Problem to solve ▸ Gather every line in the records below that contains the word "letter".

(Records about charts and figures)
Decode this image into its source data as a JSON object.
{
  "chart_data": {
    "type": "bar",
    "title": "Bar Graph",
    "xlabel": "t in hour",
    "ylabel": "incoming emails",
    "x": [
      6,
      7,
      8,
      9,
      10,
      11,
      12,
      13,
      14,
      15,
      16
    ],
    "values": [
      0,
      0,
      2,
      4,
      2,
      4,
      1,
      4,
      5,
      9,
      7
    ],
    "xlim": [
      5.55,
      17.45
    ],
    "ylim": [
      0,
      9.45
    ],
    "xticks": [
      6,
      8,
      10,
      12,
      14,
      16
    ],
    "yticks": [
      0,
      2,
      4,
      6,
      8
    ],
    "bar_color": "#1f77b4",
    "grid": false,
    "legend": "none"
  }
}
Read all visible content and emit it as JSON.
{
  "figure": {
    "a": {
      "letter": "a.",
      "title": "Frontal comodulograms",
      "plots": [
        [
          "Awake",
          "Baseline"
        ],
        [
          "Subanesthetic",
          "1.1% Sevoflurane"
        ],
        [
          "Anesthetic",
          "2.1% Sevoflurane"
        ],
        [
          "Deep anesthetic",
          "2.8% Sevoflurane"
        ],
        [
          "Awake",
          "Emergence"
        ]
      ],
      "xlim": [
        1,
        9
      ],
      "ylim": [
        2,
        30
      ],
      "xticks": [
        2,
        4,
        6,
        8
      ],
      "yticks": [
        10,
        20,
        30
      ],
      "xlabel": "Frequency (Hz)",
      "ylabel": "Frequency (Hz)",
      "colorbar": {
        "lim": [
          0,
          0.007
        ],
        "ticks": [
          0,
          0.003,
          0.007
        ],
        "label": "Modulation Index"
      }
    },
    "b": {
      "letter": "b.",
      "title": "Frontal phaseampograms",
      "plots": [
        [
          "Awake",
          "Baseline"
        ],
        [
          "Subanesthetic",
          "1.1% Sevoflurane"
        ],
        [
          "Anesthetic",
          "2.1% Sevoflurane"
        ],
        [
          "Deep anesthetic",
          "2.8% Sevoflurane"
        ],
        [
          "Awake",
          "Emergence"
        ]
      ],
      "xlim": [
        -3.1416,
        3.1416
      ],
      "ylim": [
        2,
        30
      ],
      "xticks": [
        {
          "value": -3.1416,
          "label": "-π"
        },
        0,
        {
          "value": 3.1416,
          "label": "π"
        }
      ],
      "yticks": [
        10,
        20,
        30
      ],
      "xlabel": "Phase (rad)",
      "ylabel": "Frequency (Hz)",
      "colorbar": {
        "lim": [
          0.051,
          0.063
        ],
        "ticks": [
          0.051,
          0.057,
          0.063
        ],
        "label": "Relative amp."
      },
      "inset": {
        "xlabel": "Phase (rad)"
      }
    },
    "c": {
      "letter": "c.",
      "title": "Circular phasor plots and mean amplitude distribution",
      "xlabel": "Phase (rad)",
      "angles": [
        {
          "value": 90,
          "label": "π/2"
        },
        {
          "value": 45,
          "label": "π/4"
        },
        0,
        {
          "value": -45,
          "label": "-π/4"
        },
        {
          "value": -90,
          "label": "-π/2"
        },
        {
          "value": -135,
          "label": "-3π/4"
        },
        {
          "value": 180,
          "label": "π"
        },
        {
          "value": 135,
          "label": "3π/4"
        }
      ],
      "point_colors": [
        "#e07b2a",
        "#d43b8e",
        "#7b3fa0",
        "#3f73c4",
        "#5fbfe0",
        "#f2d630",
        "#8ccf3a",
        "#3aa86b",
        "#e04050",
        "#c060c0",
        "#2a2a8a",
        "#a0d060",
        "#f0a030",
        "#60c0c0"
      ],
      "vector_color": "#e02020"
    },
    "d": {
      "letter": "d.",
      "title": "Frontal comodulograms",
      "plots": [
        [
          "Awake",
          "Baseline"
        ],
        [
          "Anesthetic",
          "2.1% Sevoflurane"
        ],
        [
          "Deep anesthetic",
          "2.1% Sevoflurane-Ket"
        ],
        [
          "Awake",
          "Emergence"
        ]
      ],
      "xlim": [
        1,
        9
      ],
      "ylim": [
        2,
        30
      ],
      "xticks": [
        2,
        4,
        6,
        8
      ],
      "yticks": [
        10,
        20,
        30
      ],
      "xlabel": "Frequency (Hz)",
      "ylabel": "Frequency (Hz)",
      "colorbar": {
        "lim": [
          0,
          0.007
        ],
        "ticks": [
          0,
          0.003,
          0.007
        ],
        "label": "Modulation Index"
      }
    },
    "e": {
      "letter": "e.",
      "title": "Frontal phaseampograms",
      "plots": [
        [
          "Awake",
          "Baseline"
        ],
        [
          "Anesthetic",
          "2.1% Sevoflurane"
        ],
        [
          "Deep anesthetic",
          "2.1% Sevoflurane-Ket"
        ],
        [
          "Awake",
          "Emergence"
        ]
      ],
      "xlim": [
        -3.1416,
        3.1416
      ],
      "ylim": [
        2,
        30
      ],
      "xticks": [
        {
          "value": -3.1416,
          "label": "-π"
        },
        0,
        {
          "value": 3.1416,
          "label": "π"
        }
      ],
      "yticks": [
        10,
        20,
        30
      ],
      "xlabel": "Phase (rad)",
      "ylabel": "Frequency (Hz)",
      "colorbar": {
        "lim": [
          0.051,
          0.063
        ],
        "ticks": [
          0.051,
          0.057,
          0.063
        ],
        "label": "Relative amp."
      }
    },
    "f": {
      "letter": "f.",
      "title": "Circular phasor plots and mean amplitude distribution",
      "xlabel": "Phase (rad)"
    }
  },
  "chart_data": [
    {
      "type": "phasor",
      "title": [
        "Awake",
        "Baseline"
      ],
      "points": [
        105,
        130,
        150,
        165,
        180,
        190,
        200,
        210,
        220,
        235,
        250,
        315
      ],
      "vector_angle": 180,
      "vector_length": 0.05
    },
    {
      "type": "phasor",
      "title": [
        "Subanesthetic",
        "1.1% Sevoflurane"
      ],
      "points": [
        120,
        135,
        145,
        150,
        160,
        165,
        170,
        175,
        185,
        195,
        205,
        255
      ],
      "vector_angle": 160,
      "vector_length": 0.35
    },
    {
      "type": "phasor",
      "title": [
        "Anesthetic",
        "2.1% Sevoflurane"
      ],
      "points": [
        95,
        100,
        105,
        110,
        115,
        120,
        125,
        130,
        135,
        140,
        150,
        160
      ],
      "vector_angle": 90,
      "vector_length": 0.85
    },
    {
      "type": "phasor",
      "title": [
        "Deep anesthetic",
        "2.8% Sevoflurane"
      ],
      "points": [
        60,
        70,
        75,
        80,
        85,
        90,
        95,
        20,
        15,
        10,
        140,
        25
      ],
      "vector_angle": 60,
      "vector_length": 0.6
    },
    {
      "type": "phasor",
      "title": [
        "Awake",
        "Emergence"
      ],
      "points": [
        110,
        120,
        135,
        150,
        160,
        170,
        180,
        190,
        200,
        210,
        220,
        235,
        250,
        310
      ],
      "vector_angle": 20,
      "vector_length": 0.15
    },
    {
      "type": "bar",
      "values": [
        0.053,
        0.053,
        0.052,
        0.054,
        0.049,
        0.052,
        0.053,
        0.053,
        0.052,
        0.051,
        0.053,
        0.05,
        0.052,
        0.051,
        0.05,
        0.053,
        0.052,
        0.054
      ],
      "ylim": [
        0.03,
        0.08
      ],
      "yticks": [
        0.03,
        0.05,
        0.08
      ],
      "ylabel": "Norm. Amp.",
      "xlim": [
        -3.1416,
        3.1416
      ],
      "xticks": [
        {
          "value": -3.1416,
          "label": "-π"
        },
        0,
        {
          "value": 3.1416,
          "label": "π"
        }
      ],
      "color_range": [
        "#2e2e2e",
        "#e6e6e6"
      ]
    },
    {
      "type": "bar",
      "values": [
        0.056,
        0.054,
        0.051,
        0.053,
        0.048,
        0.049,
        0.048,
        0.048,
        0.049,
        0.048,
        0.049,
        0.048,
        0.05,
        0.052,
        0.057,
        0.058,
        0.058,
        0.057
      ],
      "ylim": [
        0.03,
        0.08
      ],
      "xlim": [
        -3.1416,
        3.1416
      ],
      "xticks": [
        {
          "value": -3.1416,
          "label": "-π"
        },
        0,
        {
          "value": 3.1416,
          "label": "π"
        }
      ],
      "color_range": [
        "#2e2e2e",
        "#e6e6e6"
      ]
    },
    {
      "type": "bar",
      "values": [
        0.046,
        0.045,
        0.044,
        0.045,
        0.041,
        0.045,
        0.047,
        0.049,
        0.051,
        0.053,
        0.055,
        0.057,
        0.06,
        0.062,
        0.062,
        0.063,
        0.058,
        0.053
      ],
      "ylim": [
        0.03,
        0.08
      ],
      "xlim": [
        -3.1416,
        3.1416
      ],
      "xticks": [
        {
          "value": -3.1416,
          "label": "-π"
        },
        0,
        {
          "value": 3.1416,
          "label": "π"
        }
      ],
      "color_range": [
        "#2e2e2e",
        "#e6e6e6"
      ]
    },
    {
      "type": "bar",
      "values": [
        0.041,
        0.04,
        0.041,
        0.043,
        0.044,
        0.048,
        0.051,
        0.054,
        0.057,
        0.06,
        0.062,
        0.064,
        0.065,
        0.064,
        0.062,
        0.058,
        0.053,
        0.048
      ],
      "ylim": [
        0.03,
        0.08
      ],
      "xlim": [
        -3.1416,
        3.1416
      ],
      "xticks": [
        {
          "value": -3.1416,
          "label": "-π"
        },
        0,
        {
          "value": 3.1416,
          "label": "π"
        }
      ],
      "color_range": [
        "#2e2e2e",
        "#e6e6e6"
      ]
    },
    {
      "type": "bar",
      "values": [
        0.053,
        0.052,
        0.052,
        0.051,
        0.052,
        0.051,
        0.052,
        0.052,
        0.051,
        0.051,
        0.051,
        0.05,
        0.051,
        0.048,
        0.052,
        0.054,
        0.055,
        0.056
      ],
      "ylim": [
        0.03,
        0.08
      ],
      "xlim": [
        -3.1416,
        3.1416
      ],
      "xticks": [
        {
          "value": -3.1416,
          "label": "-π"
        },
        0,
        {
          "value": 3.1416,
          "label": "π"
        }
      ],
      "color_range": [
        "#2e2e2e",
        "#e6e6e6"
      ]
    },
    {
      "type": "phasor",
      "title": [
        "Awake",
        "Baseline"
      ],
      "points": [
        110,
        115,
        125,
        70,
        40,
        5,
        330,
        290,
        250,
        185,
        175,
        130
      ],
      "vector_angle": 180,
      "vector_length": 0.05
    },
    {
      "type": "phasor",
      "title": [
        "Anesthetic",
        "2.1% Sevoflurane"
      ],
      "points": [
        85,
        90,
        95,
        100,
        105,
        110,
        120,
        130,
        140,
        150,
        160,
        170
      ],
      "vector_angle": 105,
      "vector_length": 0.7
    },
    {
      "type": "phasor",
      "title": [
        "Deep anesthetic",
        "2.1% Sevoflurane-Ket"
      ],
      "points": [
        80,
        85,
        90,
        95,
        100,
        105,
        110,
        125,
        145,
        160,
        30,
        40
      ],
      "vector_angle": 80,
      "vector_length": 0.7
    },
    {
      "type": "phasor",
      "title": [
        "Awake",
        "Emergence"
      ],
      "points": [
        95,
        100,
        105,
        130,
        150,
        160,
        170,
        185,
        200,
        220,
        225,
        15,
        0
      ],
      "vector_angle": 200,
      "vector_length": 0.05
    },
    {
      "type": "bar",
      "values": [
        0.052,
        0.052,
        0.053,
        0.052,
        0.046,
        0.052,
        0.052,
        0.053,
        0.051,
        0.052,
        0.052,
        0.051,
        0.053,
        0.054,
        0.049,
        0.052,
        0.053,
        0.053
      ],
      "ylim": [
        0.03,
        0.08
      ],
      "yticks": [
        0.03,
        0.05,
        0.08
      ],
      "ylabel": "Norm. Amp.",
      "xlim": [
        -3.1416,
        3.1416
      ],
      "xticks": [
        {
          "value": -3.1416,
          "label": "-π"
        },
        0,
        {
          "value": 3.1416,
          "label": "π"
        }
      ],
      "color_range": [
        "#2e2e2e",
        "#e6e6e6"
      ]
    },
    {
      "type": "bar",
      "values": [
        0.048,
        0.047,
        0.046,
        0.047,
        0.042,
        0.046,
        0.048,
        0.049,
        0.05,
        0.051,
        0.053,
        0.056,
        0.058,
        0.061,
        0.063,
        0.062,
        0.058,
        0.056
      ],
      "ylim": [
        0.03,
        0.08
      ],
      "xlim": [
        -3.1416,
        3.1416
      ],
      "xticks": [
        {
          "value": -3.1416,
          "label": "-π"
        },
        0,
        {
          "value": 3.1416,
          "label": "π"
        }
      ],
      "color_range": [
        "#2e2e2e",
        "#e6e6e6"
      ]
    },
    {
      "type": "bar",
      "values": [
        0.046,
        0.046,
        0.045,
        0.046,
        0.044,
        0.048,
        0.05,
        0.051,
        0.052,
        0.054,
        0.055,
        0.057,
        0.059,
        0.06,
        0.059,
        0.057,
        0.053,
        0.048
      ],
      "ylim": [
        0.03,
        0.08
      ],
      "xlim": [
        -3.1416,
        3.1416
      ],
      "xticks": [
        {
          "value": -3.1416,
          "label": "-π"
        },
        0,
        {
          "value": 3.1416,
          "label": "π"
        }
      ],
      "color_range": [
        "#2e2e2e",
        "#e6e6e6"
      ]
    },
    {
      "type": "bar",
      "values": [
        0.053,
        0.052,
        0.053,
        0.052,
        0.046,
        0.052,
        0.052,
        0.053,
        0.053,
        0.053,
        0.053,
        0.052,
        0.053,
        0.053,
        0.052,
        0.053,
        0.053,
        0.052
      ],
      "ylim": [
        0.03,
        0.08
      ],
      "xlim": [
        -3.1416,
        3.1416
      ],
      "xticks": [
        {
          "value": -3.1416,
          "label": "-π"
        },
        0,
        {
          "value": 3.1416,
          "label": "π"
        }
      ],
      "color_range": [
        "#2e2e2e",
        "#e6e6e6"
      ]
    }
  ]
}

Exercise answer ▸
      "letter": "a.",
      "letter": "b.",
      "letter": "c.",
      "letter": "d.",
      "letter": "e.",
      "letter": "f.",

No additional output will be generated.